◆ Goal of the exercise ◆
How many lines in the records below hold the string "Events"? Answer with the number alone.

╭─ Data shown

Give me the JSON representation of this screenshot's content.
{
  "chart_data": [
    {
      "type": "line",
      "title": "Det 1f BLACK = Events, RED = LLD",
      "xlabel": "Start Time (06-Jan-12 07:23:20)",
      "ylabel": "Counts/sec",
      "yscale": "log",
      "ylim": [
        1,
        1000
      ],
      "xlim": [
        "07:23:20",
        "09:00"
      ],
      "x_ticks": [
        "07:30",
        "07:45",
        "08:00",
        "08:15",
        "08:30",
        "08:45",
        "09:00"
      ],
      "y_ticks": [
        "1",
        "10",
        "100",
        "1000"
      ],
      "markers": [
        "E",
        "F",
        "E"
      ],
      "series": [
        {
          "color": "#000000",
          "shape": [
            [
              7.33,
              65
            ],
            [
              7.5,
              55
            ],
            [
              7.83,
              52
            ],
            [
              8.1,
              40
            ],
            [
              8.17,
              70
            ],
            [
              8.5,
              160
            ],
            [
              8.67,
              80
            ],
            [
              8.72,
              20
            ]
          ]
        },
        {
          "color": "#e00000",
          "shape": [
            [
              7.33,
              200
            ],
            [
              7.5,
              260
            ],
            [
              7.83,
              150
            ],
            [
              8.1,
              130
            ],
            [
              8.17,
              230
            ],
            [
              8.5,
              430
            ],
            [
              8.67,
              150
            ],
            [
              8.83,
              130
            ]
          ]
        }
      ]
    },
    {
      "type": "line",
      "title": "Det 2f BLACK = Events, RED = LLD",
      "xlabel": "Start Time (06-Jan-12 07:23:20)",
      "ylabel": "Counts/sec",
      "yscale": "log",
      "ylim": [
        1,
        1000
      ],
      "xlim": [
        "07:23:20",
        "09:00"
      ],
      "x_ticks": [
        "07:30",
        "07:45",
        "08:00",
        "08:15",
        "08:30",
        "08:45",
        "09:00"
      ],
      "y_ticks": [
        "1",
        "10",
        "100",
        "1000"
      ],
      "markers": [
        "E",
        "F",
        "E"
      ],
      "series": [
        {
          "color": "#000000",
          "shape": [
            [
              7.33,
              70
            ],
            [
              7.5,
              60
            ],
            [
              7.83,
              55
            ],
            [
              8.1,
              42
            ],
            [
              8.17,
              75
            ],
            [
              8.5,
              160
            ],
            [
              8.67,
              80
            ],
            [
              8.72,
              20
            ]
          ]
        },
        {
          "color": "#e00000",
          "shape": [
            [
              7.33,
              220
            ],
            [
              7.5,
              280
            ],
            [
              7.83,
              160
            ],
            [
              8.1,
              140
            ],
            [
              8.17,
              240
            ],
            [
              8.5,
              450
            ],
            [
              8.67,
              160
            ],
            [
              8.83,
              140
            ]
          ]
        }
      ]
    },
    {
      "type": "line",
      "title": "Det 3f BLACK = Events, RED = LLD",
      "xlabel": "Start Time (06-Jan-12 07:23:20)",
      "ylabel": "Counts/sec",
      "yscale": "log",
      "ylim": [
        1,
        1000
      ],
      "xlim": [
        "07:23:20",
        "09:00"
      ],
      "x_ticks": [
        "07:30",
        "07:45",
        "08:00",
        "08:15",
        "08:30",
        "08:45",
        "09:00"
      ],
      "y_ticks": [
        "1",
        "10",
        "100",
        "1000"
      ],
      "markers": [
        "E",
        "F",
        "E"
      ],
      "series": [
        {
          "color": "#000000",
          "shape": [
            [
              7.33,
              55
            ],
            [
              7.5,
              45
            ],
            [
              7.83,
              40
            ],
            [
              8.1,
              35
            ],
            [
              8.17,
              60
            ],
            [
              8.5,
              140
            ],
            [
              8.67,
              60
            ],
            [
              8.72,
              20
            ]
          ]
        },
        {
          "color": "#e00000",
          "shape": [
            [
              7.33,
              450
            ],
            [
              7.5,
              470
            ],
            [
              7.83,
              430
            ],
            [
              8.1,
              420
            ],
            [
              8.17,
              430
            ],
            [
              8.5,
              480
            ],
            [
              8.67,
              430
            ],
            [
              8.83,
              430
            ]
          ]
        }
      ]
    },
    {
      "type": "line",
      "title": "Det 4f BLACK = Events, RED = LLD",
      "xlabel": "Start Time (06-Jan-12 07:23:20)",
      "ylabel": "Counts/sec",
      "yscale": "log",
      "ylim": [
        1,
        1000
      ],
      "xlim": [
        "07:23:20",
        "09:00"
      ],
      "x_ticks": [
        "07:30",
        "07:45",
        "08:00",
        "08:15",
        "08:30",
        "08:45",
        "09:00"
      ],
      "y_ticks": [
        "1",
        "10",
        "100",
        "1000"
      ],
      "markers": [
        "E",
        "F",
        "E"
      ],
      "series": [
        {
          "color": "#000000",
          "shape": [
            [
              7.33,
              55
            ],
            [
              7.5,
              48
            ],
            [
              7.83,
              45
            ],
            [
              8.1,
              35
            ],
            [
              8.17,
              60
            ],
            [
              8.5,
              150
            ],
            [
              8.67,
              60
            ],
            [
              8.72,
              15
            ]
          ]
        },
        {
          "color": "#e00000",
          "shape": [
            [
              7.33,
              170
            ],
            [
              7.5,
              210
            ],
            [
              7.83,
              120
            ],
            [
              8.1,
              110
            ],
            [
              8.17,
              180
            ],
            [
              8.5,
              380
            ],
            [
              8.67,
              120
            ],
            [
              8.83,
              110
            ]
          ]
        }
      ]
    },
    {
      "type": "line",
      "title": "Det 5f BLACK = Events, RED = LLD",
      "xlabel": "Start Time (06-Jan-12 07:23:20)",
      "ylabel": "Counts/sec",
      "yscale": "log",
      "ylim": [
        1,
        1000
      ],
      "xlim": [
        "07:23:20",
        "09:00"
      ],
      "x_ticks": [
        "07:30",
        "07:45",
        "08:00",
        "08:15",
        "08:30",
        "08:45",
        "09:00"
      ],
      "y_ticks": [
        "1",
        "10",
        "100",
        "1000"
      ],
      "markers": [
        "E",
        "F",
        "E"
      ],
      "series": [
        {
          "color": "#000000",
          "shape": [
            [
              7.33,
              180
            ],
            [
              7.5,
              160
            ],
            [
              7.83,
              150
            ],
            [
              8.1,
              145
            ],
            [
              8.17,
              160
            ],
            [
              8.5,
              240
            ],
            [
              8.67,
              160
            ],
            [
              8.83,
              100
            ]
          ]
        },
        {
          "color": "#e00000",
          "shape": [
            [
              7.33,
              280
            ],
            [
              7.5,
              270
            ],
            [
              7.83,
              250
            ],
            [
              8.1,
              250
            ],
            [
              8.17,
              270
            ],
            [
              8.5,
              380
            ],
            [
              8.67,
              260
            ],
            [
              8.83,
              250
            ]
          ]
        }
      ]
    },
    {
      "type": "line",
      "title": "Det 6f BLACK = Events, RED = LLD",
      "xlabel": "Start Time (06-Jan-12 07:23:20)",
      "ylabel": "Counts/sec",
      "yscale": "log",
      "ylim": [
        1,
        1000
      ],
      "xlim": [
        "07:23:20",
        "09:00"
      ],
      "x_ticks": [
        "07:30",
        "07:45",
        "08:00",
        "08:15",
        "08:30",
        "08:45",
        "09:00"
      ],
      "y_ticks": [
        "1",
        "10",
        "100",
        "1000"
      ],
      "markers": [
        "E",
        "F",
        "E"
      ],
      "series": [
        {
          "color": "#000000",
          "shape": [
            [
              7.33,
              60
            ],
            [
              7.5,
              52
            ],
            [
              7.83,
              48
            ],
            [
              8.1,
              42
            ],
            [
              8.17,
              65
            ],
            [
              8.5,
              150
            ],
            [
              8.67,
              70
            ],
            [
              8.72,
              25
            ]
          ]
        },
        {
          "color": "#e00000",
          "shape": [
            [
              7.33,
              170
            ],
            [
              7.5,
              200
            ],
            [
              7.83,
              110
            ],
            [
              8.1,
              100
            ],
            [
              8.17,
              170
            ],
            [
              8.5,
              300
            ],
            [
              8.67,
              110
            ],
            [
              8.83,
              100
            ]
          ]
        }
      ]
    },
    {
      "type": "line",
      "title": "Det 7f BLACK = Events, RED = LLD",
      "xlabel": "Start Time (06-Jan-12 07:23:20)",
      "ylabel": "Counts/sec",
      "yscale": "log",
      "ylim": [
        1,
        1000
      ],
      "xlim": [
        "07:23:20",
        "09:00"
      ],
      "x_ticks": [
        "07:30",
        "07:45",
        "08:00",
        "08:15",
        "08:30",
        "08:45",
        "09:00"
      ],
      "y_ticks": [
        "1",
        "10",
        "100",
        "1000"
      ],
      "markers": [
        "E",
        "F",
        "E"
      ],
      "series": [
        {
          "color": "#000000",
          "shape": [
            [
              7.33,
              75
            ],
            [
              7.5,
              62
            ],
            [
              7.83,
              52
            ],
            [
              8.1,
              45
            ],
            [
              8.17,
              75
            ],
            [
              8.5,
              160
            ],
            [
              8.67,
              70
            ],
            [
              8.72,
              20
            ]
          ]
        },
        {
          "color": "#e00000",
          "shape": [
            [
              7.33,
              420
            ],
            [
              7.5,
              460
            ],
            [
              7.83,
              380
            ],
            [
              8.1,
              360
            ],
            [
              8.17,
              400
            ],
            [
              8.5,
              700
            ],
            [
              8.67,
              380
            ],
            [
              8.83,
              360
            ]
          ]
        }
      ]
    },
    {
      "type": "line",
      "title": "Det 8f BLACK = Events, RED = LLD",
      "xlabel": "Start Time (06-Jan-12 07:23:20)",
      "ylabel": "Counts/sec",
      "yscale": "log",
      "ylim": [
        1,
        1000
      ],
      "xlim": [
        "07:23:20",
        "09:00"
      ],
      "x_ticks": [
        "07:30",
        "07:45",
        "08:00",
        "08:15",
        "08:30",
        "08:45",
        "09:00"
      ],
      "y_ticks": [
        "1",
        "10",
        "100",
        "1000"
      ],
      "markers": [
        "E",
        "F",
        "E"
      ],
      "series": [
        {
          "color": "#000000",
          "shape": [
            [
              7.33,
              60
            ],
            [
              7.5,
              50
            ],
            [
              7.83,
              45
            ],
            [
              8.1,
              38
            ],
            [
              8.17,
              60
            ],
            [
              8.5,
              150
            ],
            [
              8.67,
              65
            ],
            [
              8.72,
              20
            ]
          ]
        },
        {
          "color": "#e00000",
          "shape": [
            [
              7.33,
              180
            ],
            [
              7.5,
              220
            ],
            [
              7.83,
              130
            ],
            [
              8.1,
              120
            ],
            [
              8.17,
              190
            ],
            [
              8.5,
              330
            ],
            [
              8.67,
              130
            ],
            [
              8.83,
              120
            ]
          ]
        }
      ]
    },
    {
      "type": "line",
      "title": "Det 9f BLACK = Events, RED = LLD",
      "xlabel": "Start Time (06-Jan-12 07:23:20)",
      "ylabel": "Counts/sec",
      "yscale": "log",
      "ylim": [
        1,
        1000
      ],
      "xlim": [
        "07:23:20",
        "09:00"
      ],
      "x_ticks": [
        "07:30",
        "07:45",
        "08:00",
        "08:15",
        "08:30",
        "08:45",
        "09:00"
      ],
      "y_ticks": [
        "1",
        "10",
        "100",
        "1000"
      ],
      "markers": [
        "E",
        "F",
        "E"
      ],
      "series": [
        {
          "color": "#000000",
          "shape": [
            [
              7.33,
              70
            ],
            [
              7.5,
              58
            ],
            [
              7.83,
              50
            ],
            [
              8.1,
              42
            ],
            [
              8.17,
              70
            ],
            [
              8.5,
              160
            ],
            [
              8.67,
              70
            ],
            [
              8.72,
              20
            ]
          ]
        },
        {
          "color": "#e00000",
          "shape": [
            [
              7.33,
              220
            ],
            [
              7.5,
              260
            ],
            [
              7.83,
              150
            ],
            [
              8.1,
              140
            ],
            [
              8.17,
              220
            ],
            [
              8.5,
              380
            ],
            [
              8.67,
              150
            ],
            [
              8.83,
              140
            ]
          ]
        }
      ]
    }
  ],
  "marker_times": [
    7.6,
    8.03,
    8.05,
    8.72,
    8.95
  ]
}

╰─

◆ Task result ◆
9